REQUEST: Word for word, restate every line of the material.

TASK INPUT:
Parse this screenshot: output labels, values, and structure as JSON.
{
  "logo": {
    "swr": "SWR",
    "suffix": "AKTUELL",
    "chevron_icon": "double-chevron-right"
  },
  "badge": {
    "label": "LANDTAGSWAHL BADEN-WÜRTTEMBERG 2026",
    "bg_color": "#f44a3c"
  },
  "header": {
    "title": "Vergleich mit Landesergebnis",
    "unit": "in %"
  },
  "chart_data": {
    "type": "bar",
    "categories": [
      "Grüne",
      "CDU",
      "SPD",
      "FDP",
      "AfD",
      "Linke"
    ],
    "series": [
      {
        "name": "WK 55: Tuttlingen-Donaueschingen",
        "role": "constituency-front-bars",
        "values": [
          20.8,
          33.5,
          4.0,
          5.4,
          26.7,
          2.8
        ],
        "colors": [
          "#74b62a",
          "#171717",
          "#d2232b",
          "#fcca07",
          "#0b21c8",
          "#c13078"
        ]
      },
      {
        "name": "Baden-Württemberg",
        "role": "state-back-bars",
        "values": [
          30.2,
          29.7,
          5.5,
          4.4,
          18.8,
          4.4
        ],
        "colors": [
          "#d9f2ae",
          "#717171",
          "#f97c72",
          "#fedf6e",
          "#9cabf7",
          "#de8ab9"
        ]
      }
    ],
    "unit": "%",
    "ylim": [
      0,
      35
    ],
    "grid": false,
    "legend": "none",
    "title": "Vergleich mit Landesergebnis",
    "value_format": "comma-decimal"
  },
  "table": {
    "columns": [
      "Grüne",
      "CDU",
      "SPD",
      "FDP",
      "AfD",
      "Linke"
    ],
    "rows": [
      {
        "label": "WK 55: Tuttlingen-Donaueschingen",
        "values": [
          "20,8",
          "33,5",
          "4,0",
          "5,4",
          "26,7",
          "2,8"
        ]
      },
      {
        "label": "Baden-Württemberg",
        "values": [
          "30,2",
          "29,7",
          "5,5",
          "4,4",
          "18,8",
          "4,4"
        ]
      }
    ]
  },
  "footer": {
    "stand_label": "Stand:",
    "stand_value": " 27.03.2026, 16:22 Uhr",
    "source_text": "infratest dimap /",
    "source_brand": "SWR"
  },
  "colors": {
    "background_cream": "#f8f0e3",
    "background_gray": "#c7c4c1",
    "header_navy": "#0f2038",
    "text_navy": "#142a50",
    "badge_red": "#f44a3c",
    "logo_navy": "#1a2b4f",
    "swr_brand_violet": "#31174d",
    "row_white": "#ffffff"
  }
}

THE OUTPUT:
Parse this screenshot: output labels, values, and structure as JSON.
{
  "logo": {
    "swr": "SWR",
    "suffix": "AKTUELL",
    "chevron_icon": "double-chevron-right"
  },
  "badge": {
    "label": "LANDTAGSWAHL BADEN-WÜRTTEMBERG 2026",
    "bg_color": "#f44a3c"
  },
  "header": {
    "title": "Vergleich mit Landesergebnis",
    "unit": "in %"
  },
  "chart_data": {
    "type": "bar",
    "categories": [
      "Grüne",
      "CDU",
      "SPD",
      "FDP",
      "AfD",
      "Linke"
    ],
    "series": [
      {
        "name": "WK 55: Tuttlingen-Donaueschingen",
        "role": "constituency-front-bars",
        "values": [
          20.8,
          33.5,
          4.0,
          5.4,
          26.7,
          2.8
        ],
        "colors": [
          "#74b62a",
          "#171717",
          "#d2232b",
          "#fcca07",
          "#0b21c8",
          "#c13078"
        ]
      },
      {
        "name": "Baden-Württemberg",
        "role": "state-back-bars",
        "values": [
          30.2,
          29.7,
          5.5,
          4.4,
          18.8,
          4.4
        ],
        "colors": [
          "#d9f2ae",
          "#717171",
          "#f97c72",
          "#fedf6e",
          "#9cabf7",
          "#de8ab9"
        ]
      }
    ],
    "unit": "%",
    "ylim": [
      0,
      35
    ],
    "grid": false,
    "legend": "none",
    "title": "Vergleich mit Landesergebnis",
    "value_format": "comma-decimal"
  },
  "table": {
    "columns": [
      "Grüne",
      "CDU",
      "SPD",
      "FDP",
      "AfD",
      "Linke"
    ],
    "rows": [
      {
        "label": "WK 55: Tuttlingen-Donaueschingen",
        "values": [
          "20,8",
          "33,5",
          "4,0",
          "5,4",
          "26,7",
          "2,8"
        ]
      },
      {
        "label": "Baden-Württemberg",
        "values": [
          "30,2",
          "29,7",
          "5,5",
          "4,4",
          "18,8",
          "4,4"
        ]
      }
    ]
  },
  "footer": {
    "stand_label": "Stand:",
    "stand_value": " 27.03.2026, 16:22 Uhr",
    "source_text": "infratest dimap /",
    "source_brand": "SWR"
  },
  "colors": {
    "background_cream": "#f8f0e3",
    "background_gray": "#c7c4c1",
    "header_navy": "#0f2038",
    "text_navy": "#142a50",
    "badge_red": "#f44a3c",
    "logo_navy": "#1a2b4f",
    "swr_brand_violet": "#31174d",
    "row_white": "#ffffff"
  }
}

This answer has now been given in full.